◆ The task
Repeat the whole listing exactly as written.

◆ Material shown

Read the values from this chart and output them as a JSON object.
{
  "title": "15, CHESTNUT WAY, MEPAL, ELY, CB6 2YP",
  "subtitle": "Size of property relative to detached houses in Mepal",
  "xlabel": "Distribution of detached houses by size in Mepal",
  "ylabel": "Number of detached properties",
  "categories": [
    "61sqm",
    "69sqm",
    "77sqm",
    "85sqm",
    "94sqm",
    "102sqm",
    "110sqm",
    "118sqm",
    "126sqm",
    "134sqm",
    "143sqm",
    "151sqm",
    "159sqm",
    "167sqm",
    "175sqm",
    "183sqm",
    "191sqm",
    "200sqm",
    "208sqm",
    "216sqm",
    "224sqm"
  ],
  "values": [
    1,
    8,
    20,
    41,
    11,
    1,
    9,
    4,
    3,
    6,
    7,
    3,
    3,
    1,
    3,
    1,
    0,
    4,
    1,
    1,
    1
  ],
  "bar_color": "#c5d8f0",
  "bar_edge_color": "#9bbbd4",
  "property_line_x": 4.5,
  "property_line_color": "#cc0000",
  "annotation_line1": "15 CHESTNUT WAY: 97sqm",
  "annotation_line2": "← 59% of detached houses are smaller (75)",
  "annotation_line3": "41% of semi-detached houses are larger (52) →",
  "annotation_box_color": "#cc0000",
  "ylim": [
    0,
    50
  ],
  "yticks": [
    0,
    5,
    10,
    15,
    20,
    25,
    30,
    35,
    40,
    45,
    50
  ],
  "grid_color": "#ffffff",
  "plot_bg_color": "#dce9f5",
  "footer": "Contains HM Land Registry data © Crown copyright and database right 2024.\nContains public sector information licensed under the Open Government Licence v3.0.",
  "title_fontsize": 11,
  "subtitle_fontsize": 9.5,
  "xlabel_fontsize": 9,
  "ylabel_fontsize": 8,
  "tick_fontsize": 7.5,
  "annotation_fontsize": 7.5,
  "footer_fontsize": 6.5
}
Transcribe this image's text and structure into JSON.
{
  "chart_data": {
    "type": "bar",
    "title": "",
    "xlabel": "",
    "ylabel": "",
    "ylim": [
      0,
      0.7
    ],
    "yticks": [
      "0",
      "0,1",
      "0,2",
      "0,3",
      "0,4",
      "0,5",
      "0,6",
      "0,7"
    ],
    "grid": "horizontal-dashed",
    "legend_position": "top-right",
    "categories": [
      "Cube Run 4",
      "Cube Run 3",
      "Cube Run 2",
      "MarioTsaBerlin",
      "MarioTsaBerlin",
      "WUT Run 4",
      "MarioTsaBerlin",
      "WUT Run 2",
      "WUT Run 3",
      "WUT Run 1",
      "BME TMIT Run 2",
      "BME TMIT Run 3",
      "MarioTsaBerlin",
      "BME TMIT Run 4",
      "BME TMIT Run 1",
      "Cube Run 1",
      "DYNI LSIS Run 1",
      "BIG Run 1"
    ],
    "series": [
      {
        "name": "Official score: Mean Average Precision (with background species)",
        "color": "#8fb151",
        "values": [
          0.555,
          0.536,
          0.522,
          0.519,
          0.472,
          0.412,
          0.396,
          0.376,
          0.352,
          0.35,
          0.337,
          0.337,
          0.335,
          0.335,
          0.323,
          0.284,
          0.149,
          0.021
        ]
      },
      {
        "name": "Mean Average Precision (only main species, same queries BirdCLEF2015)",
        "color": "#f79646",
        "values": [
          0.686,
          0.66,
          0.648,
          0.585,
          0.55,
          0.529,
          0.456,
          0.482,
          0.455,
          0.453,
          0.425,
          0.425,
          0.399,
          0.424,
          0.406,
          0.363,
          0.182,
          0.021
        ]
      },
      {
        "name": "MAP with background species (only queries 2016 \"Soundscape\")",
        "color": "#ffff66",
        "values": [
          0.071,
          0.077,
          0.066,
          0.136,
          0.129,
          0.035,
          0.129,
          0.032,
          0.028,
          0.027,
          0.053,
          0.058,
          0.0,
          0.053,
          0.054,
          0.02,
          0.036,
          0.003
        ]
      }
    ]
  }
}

◆ Answer for this exercise
Read the values from this chart and output them as a JSON object.
{
  "title": "15, CHESTNUT WAY, MEPAL, ELY, CB6 2YP",
  "subtitle": "Size of property relative to detached houses in Mepal",
  "xlabel": "Distribution of detached houses by size in Mepal",
  "ylabel": "Number of detached properties",
  "categories": [
    "61sqm",
    "69sqm",
    "77sqm",
    "85sqm",
    "94sqm",
    "102sqm",
    "110sqm",
    "118sqm",
    "126sqm",
    "134sqm",
    "143sqm",
    "151sqm",
    "159sqm",
    "167sqm",
    "175sqm",
    "183sqm",
    "191sqm",
    "200sqm",
    "208sqm",
    "216sqm",
    "224sqm"
  ],
  "values": [
    1,
    8,
    20,
    41,
    11,
    1,
    9,
    4,
    3,
    6,
    7,
    3,
    3,
    1,
    3,
    1,
    0,
    4,
    1,
    1,
    1
  ],
  "bar_color": "#c5d8f0",
  "bar_edge_color": "#9bbbd4",
  "property_line_x": 4.5,
  "property_line_color": "#cc0000",
  "annotation_line1": "15 CHESTNUT WAY: 97sqm",
  "annotation_line2": "← 59% of detached houses are smaller (75)",
  "annotation_line3": "41% of semi-detached houses are larger (52) →",
  "annotation_box_color": "#cc0000",
  "ylim": [
    0,
    50
  ],
  "yticks": [
    0,
    5,
    10,
    15,
    20,
    25,
    30,
    35,
    40,
    45,
    50
  ],
  "grid_color": "#ffffff",
  "plot_bg_color": "#dce9f5",
  "footer": "Contains HM Land Registry data © Crown copyright and database right 2024.\nContains public sector information licensed under the Open Government Licence v3.0.",
  "title_fontsize": 11,
  "subtitle_fontsize": 9.5,
  "xlabel_fontsize": 9,
  "ylabel_fontsize": 8,
  "tick_fontsize": 7.5,
  "annotation_fontsize": 7.5,
  "footer_fontsize": 6.5
}
Transcribe this image's text and structure into JSON.
{
  "chart_data": {
    "type": "bar",
    "title": "",
    "xlabel": "",
    "ylabel": "",
    "ylim": [
      0,
      0.7
    ],
    "yticks": [
      "0",
      "0,1",
      "0,2",
      "0,3",
      "0,4",
      "0,5",
      "0,6",
      "0,7"
    ],
    "grid": "horizontal-dashed",
    "legend_position": "top-right",
    "categories": [
      "Cube Run 4",
      "Cube Run 3",
      "Cube Run 2",
      "MarioTsaBerlin",
      "MarioTsaBerlin",
      "WUT Run 4",
      "MarioTsaBerlin",
      "WUT Run 2",
      "WUT Run 3",
      "WUT Run 1",
      "BME TMIT Run 2",
      "BME TMIT Run 3",
      "MarioTsaBerlin",
      "BME TMIT Run 4",
      "BME TMIT Run 1",
      "Cube Run 1",
      "DYNI LSIS Run 1",
      "BIG Run 1"
    ],
    "series": [
      {
        "name": "Official score: Mean Average Precision (with background species)",
        "color": "#8fb151",
        "values": [
          0.555,
          0.536,
          0.522,
          0.519,
          0.472,
          0.412,
          0.396,
          0.376,
          0.352,
          0.35,
          0.337,
          0.337,
          0.335,
          0.335,
          0.323,
          0.284,
          0.149,
          0.021
        ]
      },
      {
        "name": "Mean Average Precision (only main species, same queries BirdCLEF2015)",
        "color": "#f79646",
        "values": [
          0.686,
          0.66,
          0.648,
          0.585,
          0.55,
          0.529,
          0.456,
          0.482,
          0.455,
          0.453,
          0.425,
          0.425,
          0.399,
          0.424,
          0.406,
          0.363,
          0.182,
          0.021
        ]
      },
      {
        "name": "MAP with background species (only queries 2016 \"Soundscape\")",
        "color": "#ffff66",
        "values": [
          0.071,
          0.077,
          0.066,
          0.136,
          0.129,
          0.035,
          0.129,
          0.032,
          0.028,
          0.027,
          0.053,
          0.058,
          0.0,
          0.053,
          0.054,
          0.02,
          0.036,
          0.003
        ]
      }
    ]
  }
}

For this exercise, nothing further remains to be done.